## TASK TO CARRY OUT
From the entries that follow, extract each line holding the string "median".

## DATASET

## BEGIN

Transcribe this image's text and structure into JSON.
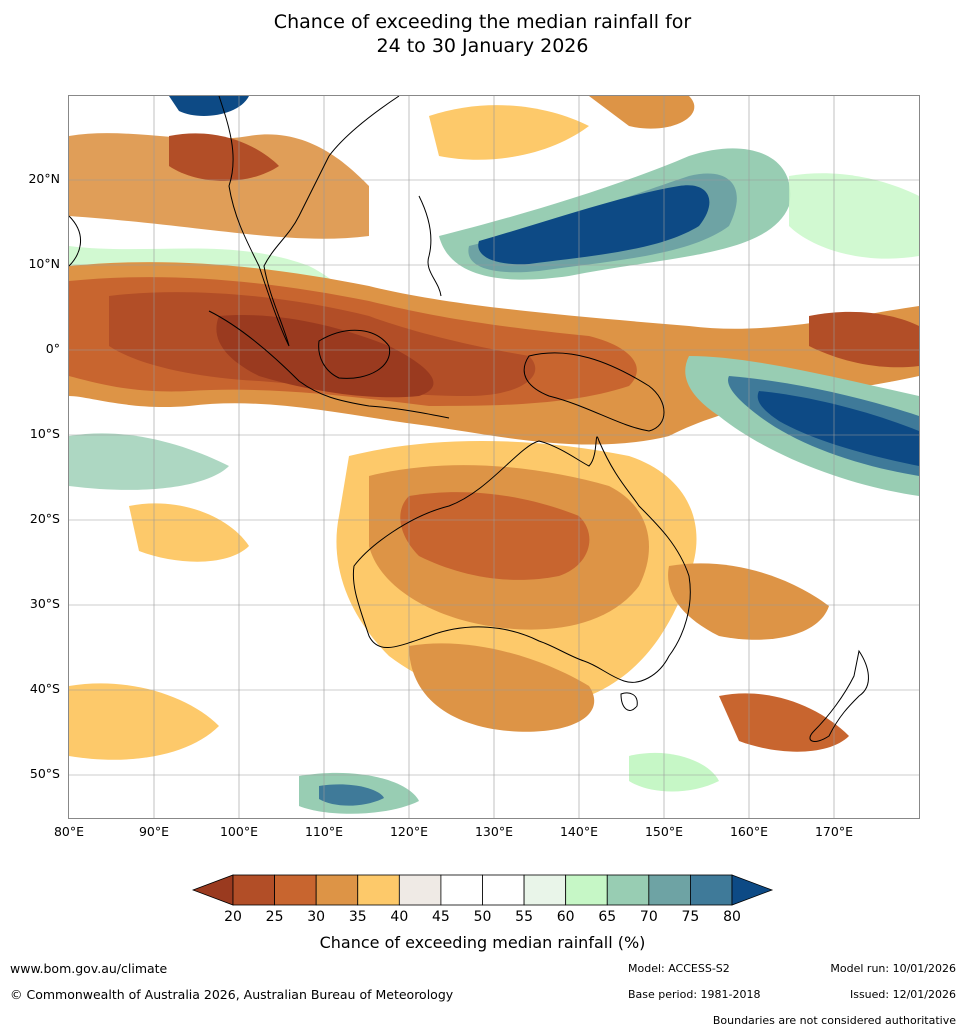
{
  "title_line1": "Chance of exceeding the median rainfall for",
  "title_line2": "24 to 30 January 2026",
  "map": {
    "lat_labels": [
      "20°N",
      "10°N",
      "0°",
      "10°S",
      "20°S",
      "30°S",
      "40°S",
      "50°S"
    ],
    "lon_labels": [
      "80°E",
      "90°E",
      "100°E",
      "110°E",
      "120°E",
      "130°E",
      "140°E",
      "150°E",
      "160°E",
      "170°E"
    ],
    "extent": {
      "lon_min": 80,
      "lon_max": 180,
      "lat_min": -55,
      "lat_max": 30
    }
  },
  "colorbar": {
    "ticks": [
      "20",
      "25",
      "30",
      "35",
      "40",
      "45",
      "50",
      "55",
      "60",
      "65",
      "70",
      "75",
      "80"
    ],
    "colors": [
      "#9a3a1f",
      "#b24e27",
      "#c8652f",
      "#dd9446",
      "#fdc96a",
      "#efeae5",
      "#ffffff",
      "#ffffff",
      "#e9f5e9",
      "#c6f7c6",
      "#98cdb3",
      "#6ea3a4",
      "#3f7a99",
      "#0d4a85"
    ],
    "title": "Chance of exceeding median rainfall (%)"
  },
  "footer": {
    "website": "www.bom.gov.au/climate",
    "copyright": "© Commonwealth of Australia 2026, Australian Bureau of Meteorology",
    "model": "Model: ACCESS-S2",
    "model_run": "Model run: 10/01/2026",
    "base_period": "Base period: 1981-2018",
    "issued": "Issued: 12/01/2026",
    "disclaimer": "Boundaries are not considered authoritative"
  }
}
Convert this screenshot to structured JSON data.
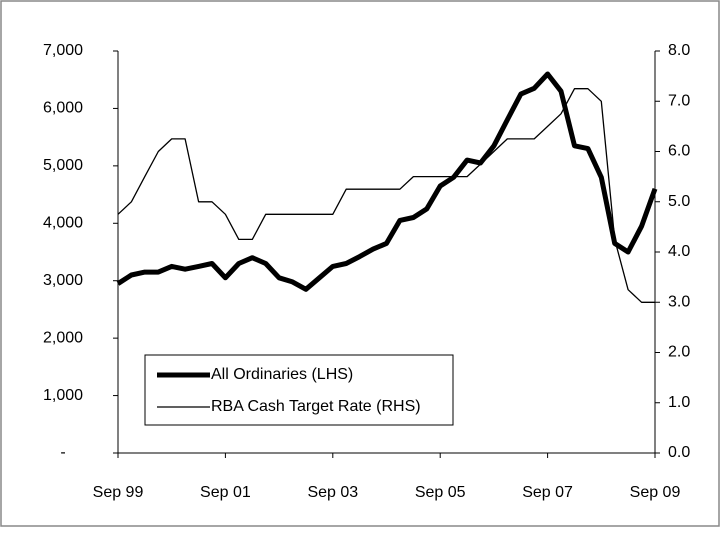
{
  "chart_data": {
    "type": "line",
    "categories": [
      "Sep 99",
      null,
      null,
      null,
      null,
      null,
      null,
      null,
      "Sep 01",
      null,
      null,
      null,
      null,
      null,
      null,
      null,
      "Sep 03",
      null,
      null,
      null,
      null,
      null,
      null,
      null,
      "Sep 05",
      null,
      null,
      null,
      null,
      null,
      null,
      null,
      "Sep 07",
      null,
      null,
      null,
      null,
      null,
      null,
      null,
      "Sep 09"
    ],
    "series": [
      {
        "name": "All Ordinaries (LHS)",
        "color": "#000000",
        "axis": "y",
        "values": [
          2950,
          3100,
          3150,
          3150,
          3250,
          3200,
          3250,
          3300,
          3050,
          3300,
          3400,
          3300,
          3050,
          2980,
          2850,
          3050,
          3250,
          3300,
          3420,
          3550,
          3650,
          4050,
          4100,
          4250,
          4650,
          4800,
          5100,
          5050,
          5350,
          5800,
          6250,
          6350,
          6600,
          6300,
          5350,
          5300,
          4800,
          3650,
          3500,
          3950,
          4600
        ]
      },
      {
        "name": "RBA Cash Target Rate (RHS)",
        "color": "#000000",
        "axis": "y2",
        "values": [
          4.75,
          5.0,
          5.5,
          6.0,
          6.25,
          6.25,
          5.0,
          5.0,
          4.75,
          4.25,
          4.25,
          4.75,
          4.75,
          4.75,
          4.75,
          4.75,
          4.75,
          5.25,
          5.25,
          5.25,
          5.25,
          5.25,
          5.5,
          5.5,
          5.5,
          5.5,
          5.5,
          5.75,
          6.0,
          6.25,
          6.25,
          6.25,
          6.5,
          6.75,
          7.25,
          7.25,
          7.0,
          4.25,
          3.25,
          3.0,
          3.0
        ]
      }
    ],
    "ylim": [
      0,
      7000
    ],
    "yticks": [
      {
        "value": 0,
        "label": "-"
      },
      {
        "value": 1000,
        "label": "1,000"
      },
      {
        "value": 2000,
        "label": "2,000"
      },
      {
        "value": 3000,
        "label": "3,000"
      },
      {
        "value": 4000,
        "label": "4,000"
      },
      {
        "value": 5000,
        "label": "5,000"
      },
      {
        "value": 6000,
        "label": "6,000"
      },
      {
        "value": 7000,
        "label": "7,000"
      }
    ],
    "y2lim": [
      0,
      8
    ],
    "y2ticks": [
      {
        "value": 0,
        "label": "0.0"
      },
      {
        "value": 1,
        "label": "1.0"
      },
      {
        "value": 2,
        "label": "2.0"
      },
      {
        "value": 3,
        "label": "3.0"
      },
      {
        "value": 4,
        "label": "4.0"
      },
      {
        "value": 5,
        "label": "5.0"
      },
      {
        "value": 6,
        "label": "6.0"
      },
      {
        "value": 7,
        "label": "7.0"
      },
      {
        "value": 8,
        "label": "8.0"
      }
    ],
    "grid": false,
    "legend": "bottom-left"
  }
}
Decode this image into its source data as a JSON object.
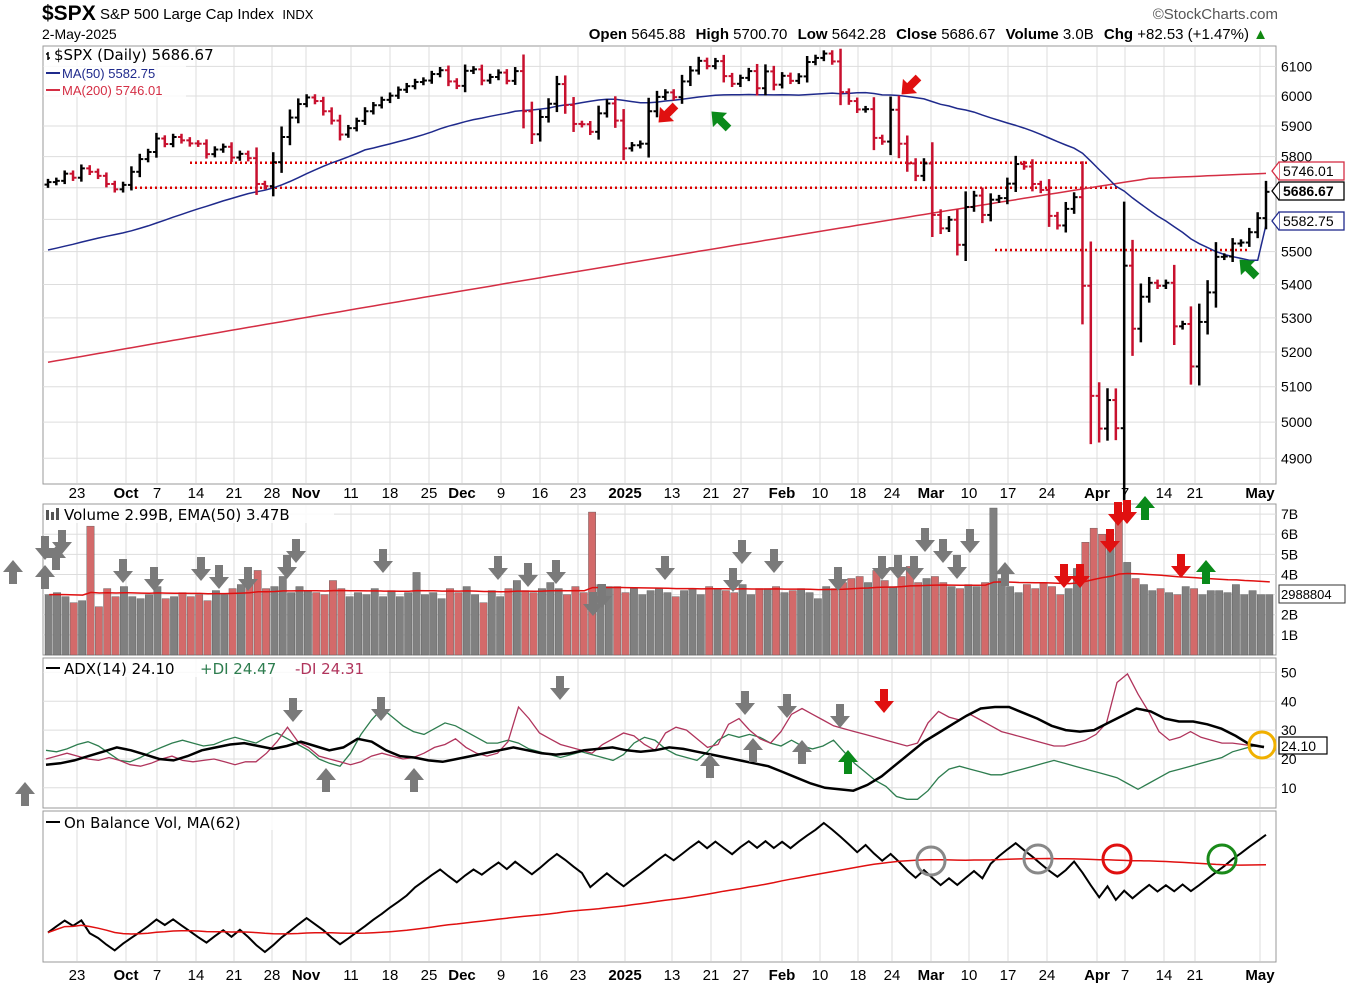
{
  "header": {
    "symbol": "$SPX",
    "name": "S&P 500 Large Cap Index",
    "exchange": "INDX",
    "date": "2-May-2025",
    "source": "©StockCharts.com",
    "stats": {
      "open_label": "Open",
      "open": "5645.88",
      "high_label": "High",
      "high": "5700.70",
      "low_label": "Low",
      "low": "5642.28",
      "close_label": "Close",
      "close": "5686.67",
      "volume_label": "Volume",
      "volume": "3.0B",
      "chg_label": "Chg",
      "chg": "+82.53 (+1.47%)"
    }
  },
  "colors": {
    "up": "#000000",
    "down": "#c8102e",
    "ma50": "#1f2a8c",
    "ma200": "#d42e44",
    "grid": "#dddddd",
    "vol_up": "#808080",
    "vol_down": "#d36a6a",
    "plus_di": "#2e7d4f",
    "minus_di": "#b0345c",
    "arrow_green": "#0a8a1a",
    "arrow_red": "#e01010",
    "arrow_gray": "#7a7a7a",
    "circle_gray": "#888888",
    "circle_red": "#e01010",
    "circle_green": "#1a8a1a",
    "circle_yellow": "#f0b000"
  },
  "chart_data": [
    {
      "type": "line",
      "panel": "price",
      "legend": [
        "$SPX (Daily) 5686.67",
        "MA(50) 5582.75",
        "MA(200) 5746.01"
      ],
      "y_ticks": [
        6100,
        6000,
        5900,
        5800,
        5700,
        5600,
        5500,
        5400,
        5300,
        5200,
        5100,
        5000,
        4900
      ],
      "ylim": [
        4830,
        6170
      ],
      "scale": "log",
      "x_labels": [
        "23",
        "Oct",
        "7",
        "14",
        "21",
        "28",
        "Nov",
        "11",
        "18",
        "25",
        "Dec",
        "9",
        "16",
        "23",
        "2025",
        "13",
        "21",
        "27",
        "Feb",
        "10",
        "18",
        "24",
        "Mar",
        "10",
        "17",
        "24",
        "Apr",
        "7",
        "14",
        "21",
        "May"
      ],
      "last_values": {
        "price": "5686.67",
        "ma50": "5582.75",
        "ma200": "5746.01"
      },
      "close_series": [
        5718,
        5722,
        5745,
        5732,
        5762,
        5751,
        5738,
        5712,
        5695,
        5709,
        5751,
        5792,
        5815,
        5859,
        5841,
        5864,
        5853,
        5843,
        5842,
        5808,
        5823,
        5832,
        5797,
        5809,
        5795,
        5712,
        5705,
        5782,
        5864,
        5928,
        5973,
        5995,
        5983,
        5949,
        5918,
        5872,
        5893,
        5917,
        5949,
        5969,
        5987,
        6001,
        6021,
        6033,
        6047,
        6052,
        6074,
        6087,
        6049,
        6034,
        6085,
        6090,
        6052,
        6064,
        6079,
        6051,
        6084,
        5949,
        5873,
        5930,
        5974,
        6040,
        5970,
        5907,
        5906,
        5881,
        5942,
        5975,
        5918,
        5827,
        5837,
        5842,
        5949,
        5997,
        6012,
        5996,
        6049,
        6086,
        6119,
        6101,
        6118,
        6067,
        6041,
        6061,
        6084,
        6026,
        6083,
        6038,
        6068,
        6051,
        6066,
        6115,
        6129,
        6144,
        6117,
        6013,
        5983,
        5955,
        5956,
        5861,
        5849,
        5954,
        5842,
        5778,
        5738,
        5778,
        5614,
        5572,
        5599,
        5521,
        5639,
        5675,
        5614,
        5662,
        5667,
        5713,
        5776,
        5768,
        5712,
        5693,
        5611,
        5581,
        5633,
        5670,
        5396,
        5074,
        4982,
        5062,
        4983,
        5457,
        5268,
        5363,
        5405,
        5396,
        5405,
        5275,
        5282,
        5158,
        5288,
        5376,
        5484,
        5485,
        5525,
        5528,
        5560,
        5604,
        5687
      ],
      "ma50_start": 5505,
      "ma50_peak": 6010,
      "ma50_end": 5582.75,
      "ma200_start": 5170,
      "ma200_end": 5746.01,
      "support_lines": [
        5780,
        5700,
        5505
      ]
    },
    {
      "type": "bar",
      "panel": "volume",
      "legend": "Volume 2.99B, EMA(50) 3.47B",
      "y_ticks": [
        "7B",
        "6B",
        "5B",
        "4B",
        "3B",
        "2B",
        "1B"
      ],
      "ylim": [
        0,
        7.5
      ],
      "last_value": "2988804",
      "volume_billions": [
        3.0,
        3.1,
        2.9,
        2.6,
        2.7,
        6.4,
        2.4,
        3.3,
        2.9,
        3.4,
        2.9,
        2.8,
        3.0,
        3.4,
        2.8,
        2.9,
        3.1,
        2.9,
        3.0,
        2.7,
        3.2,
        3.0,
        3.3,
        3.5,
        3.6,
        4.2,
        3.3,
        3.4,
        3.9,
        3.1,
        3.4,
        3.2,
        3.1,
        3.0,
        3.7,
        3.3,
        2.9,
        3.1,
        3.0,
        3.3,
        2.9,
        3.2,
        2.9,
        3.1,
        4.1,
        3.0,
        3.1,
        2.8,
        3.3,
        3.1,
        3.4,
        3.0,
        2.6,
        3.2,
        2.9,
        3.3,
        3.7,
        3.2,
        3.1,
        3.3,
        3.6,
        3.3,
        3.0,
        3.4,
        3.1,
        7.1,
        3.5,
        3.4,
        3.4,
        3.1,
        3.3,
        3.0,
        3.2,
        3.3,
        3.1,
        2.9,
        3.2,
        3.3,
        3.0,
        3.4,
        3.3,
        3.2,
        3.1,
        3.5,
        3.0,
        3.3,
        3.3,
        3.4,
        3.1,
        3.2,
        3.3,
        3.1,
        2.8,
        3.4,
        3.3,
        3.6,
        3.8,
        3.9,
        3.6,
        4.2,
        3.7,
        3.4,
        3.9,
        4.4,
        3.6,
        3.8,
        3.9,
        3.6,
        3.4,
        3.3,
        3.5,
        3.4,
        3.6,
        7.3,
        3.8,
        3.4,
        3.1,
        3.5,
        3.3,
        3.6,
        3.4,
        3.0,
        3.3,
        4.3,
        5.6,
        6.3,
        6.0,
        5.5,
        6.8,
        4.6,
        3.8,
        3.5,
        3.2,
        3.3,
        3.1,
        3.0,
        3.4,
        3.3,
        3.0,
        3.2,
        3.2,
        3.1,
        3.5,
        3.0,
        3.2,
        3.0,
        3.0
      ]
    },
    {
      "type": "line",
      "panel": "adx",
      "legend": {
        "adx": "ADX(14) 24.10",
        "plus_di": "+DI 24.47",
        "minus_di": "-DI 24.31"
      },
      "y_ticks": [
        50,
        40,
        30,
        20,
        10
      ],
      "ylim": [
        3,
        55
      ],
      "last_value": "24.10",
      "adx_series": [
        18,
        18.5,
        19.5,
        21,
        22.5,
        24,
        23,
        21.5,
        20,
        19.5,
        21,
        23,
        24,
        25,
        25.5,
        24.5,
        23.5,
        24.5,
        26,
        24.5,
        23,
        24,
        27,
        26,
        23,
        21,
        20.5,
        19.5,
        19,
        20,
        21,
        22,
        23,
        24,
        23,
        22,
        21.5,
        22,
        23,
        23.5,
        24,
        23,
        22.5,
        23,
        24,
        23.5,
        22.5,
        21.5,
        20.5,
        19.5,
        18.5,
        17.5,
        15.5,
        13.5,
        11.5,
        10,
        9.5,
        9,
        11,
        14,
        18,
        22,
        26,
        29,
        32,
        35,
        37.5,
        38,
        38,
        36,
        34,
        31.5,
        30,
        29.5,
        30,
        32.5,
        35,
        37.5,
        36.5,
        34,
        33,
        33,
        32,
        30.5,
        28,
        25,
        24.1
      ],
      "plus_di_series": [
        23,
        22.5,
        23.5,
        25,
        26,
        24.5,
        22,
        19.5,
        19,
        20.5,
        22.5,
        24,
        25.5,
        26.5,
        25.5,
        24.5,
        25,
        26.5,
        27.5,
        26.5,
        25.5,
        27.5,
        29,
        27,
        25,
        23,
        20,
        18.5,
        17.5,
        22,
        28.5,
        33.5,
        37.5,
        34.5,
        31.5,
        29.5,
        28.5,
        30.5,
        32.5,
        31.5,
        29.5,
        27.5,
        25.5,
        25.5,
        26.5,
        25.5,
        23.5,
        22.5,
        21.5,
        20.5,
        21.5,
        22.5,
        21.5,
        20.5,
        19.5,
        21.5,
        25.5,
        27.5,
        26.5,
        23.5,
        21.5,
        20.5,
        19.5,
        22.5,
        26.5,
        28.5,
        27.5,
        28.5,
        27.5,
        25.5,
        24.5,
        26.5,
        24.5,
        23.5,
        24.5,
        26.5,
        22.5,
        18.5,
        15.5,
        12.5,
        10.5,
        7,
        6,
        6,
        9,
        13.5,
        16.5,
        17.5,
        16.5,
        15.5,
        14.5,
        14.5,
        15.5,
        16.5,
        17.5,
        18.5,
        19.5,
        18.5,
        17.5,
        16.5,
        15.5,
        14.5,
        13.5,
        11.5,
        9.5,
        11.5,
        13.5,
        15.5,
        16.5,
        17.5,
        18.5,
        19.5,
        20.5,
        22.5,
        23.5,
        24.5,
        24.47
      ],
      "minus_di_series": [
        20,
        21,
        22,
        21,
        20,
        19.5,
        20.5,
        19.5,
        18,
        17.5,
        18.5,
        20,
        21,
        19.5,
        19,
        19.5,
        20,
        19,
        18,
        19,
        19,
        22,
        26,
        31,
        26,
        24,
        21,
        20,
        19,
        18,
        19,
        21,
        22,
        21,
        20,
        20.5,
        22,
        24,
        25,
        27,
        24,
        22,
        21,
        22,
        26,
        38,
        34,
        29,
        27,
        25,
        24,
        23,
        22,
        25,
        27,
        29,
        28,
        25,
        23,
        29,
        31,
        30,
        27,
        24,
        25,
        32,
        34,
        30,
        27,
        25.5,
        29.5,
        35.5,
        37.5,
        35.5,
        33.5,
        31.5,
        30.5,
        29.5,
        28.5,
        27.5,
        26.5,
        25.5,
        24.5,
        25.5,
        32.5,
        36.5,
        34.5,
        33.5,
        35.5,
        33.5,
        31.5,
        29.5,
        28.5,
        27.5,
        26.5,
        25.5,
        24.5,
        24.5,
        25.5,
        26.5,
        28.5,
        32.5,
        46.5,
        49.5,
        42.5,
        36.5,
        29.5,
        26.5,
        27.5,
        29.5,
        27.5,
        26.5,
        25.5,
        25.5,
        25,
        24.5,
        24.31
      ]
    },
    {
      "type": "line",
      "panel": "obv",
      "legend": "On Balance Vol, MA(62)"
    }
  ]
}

## END

## SOLUTION
  "title_line1": "Chance of exceeding the median rainfall for",
    "title": "Chance of exceeding median rainfall (%)"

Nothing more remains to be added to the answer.